┌──

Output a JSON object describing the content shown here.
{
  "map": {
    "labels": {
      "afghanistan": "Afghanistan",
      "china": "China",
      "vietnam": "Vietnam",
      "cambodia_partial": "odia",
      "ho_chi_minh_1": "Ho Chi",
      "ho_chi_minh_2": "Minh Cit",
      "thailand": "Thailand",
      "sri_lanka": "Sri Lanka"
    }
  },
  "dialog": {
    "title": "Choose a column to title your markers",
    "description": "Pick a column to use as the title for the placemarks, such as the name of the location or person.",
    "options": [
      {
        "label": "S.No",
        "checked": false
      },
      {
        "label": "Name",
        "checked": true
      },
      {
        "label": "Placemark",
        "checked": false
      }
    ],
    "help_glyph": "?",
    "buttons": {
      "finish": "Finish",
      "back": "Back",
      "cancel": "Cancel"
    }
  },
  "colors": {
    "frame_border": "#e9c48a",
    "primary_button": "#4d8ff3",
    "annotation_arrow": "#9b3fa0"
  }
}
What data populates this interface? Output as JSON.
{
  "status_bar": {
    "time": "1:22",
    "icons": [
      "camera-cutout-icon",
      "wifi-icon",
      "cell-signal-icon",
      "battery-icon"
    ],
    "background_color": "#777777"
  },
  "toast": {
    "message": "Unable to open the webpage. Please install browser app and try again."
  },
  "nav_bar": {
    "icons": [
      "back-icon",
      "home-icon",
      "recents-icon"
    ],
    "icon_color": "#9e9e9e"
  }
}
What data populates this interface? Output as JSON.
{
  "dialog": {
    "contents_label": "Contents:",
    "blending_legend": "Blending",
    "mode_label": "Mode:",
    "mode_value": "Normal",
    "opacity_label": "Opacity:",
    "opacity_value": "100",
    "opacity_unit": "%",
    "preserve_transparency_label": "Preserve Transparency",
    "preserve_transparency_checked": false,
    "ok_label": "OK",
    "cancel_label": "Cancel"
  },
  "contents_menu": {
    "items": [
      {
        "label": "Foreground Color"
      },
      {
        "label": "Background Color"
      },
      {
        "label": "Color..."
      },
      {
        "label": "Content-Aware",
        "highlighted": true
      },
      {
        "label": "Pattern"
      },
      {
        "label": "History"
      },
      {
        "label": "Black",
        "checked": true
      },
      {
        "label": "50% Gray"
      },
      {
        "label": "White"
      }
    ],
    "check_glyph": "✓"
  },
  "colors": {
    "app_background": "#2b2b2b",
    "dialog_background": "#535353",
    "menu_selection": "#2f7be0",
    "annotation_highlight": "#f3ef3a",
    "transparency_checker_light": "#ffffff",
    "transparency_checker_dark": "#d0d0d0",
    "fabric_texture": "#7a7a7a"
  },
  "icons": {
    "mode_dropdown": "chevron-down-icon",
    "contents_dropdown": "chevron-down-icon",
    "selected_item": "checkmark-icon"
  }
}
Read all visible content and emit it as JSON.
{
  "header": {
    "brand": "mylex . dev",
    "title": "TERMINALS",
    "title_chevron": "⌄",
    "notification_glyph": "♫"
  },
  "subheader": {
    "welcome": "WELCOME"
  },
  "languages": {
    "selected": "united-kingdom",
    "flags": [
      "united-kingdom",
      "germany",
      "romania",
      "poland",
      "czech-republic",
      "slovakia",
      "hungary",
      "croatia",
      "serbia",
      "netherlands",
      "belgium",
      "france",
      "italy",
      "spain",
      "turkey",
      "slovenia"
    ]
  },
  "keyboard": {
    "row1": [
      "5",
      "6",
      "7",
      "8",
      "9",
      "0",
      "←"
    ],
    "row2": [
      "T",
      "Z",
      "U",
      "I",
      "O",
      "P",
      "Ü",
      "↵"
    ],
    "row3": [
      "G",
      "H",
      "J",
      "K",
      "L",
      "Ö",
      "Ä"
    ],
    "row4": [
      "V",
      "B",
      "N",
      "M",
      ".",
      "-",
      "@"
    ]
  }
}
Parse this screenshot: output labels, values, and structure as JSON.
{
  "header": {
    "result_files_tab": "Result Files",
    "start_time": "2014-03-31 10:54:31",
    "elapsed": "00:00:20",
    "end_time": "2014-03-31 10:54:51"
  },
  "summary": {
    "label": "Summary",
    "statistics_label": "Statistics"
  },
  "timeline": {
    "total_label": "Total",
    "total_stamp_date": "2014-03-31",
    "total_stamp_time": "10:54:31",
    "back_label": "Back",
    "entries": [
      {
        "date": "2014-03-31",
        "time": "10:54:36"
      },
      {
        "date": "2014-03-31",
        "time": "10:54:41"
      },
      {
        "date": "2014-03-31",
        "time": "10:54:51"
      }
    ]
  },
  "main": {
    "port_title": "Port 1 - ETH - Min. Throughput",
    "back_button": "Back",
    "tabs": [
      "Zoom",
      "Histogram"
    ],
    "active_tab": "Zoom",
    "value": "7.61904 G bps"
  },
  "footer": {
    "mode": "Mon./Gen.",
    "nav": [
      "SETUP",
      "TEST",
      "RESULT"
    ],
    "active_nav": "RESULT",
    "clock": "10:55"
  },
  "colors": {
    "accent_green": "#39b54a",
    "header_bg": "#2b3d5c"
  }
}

└──

→ **EXERCISE**
Find the lines above that include the string "column" and copy them.

→ **RESULT**
    "title": "Choose a column to title your markers",
    "description": "Pick a column to use as the title for the placemarks, such as the name of the location or person.",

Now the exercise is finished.